- [Instruction] Every record below should be transcribed exactly. Omit the images.

-- begin Items --

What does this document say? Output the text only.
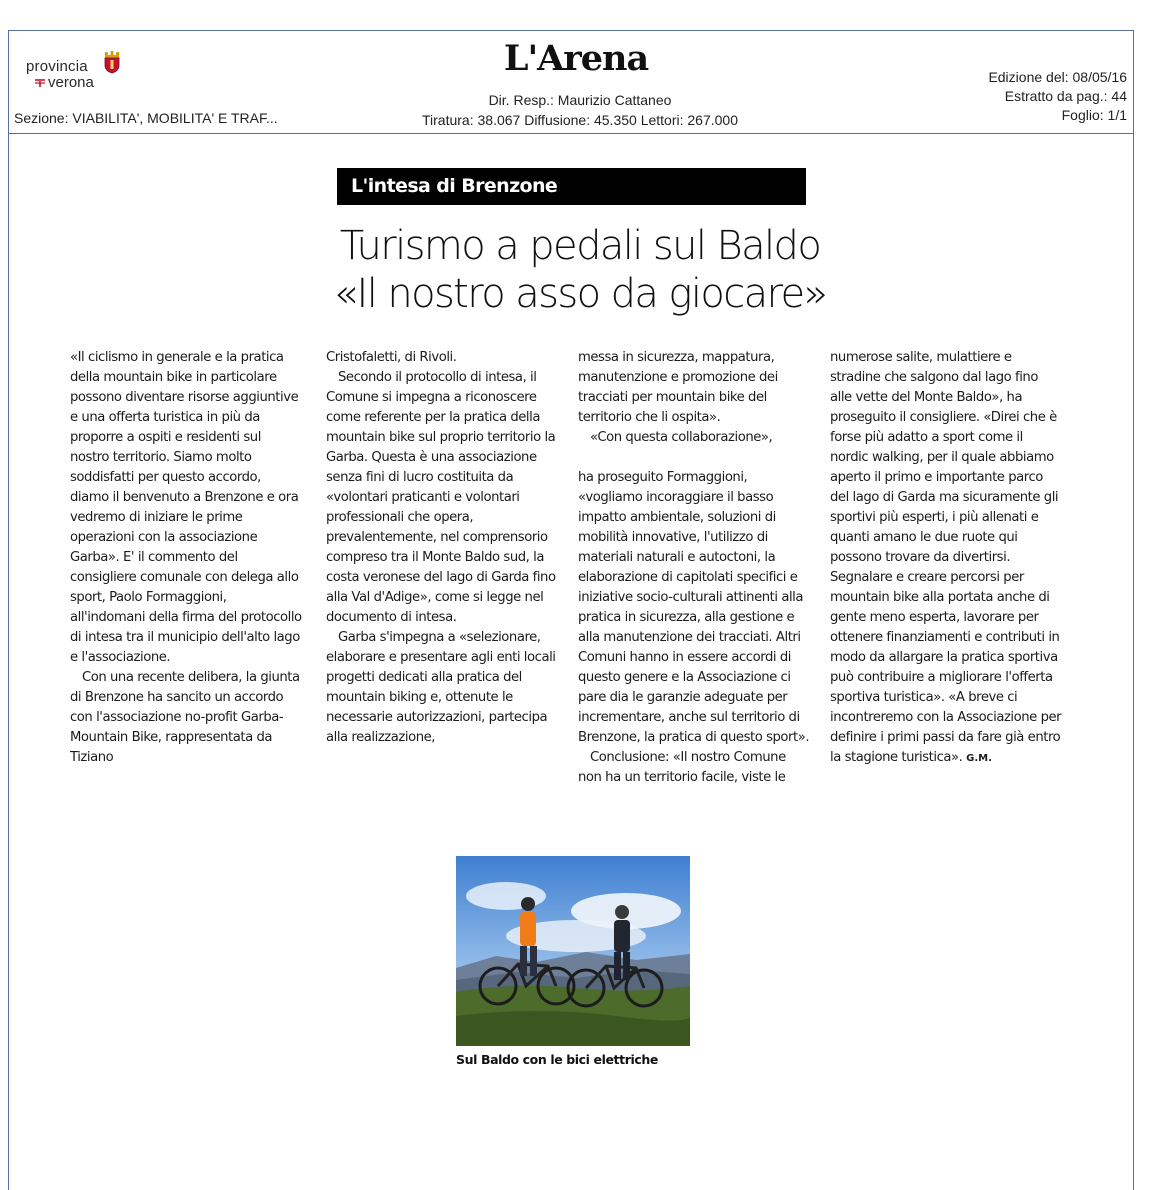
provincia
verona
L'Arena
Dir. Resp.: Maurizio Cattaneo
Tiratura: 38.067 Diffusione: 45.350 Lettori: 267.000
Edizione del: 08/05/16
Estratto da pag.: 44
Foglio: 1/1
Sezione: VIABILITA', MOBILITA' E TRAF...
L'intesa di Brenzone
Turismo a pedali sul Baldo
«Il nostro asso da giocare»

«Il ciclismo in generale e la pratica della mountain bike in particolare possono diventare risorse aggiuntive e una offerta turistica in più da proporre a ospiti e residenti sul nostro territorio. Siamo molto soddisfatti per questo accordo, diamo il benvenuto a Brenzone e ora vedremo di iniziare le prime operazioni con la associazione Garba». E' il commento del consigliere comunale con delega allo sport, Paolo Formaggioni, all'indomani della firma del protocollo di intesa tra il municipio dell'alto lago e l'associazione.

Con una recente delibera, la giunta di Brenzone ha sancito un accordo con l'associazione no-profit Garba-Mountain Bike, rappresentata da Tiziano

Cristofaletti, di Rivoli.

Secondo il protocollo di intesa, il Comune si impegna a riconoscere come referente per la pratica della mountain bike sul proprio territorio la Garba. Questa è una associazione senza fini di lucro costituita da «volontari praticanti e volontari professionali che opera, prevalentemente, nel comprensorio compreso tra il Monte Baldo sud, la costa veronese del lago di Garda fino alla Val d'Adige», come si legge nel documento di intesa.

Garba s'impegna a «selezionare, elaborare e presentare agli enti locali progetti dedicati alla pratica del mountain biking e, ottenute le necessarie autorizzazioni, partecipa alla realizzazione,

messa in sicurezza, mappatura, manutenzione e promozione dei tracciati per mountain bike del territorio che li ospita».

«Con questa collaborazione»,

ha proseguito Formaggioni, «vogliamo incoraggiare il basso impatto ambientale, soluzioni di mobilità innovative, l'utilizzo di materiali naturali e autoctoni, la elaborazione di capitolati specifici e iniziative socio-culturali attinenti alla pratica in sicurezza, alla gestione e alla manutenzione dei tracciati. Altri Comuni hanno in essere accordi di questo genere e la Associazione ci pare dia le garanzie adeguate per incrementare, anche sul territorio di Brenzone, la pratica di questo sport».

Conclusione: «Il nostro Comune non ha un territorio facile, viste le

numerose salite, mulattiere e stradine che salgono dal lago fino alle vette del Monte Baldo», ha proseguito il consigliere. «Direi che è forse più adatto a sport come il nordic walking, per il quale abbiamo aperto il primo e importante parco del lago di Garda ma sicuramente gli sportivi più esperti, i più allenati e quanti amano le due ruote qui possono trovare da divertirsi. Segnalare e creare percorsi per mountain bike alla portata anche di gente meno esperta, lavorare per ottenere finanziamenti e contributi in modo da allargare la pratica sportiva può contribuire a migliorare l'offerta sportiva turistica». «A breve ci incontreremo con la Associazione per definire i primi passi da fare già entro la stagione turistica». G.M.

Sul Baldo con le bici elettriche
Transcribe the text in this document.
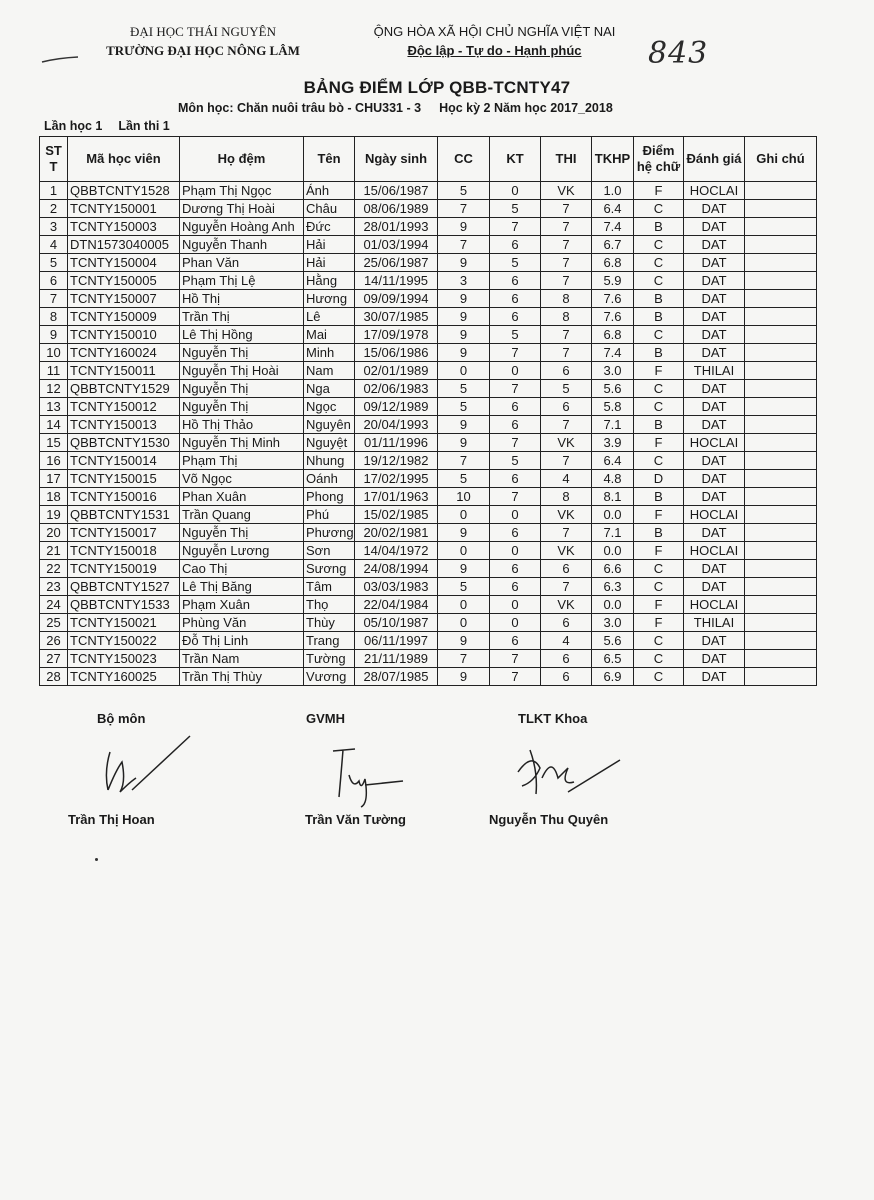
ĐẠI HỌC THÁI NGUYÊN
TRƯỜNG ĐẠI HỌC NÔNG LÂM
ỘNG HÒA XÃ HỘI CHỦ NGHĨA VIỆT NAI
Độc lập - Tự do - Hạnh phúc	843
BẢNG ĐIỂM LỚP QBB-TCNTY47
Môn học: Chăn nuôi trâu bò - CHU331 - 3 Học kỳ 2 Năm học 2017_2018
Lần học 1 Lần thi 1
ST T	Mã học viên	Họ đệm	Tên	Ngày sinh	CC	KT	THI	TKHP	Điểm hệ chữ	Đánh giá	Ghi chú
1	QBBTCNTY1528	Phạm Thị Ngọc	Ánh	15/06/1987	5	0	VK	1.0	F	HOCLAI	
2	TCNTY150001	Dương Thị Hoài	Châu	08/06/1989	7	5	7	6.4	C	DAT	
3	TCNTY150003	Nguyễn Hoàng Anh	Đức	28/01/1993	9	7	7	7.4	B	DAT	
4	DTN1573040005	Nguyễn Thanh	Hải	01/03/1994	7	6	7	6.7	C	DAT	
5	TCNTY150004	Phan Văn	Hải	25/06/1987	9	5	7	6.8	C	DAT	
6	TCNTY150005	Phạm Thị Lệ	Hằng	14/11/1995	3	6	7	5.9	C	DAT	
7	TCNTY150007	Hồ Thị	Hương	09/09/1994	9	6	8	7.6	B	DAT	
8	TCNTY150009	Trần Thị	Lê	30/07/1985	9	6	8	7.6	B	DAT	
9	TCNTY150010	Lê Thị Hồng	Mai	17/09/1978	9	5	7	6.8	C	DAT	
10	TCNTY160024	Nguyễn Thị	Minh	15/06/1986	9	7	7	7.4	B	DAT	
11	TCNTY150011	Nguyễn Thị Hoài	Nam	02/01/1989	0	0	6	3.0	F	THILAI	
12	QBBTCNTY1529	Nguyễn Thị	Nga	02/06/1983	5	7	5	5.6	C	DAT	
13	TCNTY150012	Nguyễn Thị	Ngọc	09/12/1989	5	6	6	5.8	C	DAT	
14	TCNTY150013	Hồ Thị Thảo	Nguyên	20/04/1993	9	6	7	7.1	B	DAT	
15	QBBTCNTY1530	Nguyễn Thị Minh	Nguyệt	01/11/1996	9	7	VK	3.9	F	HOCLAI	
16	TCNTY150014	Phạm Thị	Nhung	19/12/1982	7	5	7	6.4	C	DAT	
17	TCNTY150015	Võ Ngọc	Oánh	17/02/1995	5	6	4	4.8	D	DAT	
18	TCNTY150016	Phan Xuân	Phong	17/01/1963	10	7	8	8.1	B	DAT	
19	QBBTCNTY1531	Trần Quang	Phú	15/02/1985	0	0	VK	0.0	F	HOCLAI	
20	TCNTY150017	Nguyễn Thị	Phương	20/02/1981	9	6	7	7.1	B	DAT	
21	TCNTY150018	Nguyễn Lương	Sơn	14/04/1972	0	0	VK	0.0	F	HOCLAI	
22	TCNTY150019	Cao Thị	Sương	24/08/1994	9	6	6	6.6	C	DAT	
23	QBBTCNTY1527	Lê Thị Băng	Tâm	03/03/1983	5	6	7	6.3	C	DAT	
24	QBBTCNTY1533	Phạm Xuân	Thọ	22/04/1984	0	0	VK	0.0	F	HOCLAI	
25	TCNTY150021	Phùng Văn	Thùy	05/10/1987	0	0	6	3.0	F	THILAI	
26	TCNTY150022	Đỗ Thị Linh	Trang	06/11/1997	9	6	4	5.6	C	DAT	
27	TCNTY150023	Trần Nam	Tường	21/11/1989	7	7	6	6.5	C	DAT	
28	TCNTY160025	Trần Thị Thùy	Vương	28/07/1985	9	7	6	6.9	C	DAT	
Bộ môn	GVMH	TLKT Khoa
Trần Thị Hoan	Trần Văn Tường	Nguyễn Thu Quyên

-- end Items --

- [Result for this task]
What does this document say? Output the text only.
provincia
verona
L'Arena
Dir. Resp.: Maurizio Cattaneo
Tiratura: 38.067 Diffusione: 45.350 Lettori: 267.000
Edizione del: 08/05/16
Estratto da pag.: 44
Foglio: 1/1
Sezione: VIABILITA', MOBILITA' E TRAF...
L'intesa di Brenzone
Turismo a pedali sul Baldo
«Il nostro asso da giocare»

«Il ciclismo in generale e la pratica della mountain bike in particolare possono diventare risorse aggiuntive e una offerta turistica in più da proporre a ospiti e residenti sul nostro territorio. Siamo molto soddisfatti per questo accordo, diamo il benvenuto a Brenzone e ora vedremo di iniziare le prime operazioni con la associazione Garba». E' il commento del consigliere comunale con delega allo sport, Paolo Formaggioni, all'indomani della firma del protocollo di intesa tra il municipio dell'alto lago e l'associazione.

Con una recente delibera, la giunta di Brenzone ha sancito un accordo con l'associazione no-profit Garba-Mountain Bike, rappresentata da Tiziano

Cristofaletti, di Rivoli.

Secondo il protocollo di intesa, il Comune si impegna a riconoscere come referente per la pratica della mountain bike sul proprio territorio la Garba. Questa è una associazione senza fini di lucro costituita da «volontari praticanti e volontari professionali che opera, prevalentemente, nel comprensorio compreso tra il Monte Baldo sud, la costa veronese del lago di Garda fino alla Val d'Adige», come si legge nel documento di intesa.

Garba s'impegna a «selezionare, elaborare e presentare agli enti locali progetti dedicati alla pratica del mountain biking e, ottenute le necessarie autorizzazioni, partecipa alla realizzazione,

messa in sicurezza, mappatura, manutenzione e promozione dei tracciati per mountain bike del territorio che li ospita».

«Con questa collaborazione»,

ha proseguito Formaggioni, «vogliamo incoraggiare il basso impatto ambientale, soluzioni di mobilità innovative, l'utilizzo di materiali naturali e autoctoni, la elaborazione di capitolati specifici e iniziative socio-culturali attinenti alla pratica in sicurezza, alla gestione e alla manutenzione dei tracciati. Altri Comuni hanno in essere accordi di questo genere e la Associazione ci pare dia le garanzie adeguate per incrementare, anche sul territorio di Brenzone, la pratica di questo sport».

Conclusione: «Il nostro Comune non ha un territorio facile, viste le

numerose salite, mulattiere e stradine che salgono dal lago fino alle vette del Monte Baldo», ha proseguito il consigliere. «Direi che è forse più adatto a sport come il nordic walking, per il quale abbiamo aperto il primo e importante parco del lago di Garda ma sicuramente gli sportivi più esperti, i più allenati e quanti amano le due ruote qui possono trovare da divertirsi. Segnalare e creare percorsi per mountain bike alla portata anche di gente meno esperta, lavorare per ottenere finanziamenti e contributi in modo da allargare la pratica sportiva può contribuire a migliorare l'offerta sportiva turistica». «A breve ci incontreremo con la Associazione per definire i primi passi da fare già entro la stagione turistica». G.M.

Sul Baldo con le bici elettriche
Transcribe the text in this document.
ĐẠI HỌC THÁI NGUYÊN
TRƯỜNG ĐẠI HỌC NÔNG LÂM
ỘNG HÒA XÃ HỘI CHỦ NGHĨA VIỆT NAI
Độc lập - Tự do - Hạnh phúc	843
BẢNG ĐIỂM LỚP QBB-TCNTY47
Môn học: Chăn nuôi trâu bò - CHU331 - 3 Học kỳ 2 Năm học 2017_2018
Lần học 1 Lần thi 1
ST T	Mã học viên	Họ đệm	Tên	Ngày sinh	CC	KT	THI	TKHP	Điểm hệ chữ	Đánh giá	Ghi chú
1	QBBTCNTY1528	Phạm Thị Ngọc	Ánh	15/06/1987	5	0	VK	1.0	F	HOCLAI	
2	TCNTY150001	Dương Thị Hoài	Châu	08/06/1989	7	5	7	6.4	C	DAT	
3	TCNTY150003	Nguyễn Hoàng Anh	Đức	28/01/1993	9	7	7	7.4	B	DAT	
4	DTN1573040005	Nguyễn Thanh	Hải	01/03/1994	7	6	7	6.7	C	DAT	
5	TCNTY150004	Phan Văn	Hải	25/06/1987	9	5	7	6.8	C	DAT	
6	TCNTY150005	Phạm Thị Lệ	Hằng	14/11/1995	3	6	7	5.9	C	DAT	
7	TCNTY150007	Hồ Thị	Hương	09/09/1994	9	6	8	7.6	B	DAT	
8	TCNTY150009	Trần Thị	Lê	30/07/1985	9	6	8	7.6	B	DAT	
9	TCNTY150010	Lê Thị Hồng	Mai	17/09/1978	9	5	7	6.8	C	DAT	
10	TCNTY160024	Nguyễn Thị	Minh	15/06/1986	9	7	7	7.4	B	DAT	
11	TCNTY150011	Nguyễn Thị Hoài	Nam	02/01/1989	0	0	6	3.0	F	THILAI	
12	QBBTCNTY1529	Nguyễn Thị	Nga	02/06/1983	5	7	5	5.6	C	DAT	
13	TCNTY150012	Nguyễn Thị	Ngọc	09/12/1989	5	6	6	5.8	C	DAT	
14	TCNTY150013	Hồ Thị Thảo	Nguyên	20/04/1993	9	6	7	7.1	B	DAT	
15	QBBTCNTY1530	Nguyễn Thị Minh	Nguyệt	01/11/1996	9	7	VK	3.9	F	HOCLAI	
16	TCNTY150014	Phạm Thị	Nhung	19/12/1982	7	5	7	6.4	C	DAT	
17	TCNTY150015	Võ Ngọc	Oánh	17/02/1995	5	6	4	4.8	D	DAT	
18	TCNTY150016	Phan Xuân	Phong	17/01/1963	10	7	8	8.1	B	DAT	
19	QBBTCNTY1531	Trần Quang	Phú	15/02/1985	0	0	VK	0.0	F	HOCLAI	
20	TCNTY150017	Nguyễn Thị	Phương	20/02/1981	9	6	7	7.1	B	DAT	
21	TCNTY150018	Nguyễn Lương	Sơn	14/04/1972	0	0	VK	0.0	F	HOCLAI	
22	TCNTY150019	Cao Thị	Sương	24/08/1994	9	6	6	6.6	C	DAT	
23	QBBTCNTY1527	Lê Thị Băng	Tâm	03/03/1983	5	6	7	6.3	C	DAT	
24	QBBTCNTY1533	Phạm Xuân	Thọ	22/04/1984	0	0	VK	0.0	F	HOCLAI	
25	TCNTY150021	Phùng Văn	Thùy	05/10/1987	0	0	6	3.0	F	THILAI	
26	TCNTY150022	Đỗ Thị Linh	Trang	06/11/1997	9	6	4	5.6	C	DAT	
27	TCNTY150023	Trần Nam	Tường	21/11/1989	7	7	6	6.5	C	DAT	
28	TCNTY160025	Trần Thị Thùy	Vương	28/07/1985	9	7	6	6.9	C	DAT	
Bộ môn	GVMH	TLKT Khoa
Trần Thị Hoan	Trần Văn Tường	Nguyễn Thu Quyên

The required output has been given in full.